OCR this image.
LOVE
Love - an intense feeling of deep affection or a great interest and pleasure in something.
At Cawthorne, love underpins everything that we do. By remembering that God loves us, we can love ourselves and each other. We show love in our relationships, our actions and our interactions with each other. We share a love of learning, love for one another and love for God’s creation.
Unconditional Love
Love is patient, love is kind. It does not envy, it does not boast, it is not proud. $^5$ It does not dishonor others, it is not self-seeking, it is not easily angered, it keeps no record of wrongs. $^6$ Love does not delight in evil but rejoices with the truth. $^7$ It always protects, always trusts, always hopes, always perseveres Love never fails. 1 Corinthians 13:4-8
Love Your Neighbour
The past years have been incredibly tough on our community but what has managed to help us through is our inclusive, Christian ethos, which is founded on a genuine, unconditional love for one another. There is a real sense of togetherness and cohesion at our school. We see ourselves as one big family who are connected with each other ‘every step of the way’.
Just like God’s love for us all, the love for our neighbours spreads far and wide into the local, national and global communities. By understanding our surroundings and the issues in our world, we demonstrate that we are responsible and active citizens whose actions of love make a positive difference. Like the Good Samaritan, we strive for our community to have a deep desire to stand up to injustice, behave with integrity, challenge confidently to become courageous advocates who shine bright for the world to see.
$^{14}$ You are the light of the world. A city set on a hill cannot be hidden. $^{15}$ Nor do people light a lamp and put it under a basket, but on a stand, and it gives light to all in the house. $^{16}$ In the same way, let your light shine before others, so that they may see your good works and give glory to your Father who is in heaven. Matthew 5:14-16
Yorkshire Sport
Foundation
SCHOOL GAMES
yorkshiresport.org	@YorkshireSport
========================================================================
[THE REQUEST]: Copy each line in the data that holds the word "deep".

[EXERCISE RESPONSE]:
Love - an intense feeling of deep affection or a great interest and pleasure in something.
Just like God’s love for us all, the love for our neighbours spreads far and wide into the local, national and global communities. By understanding our surroundings and the issues in our world, we demonstrate that we are responsible and active citizens whose actions of love make a positive difference. Like the Good Samaritan, we strive for our community to have a deep desire to stand up to injustice, behave with integrity, challenge confidently to become courageous advocates who shine bright for the world to see.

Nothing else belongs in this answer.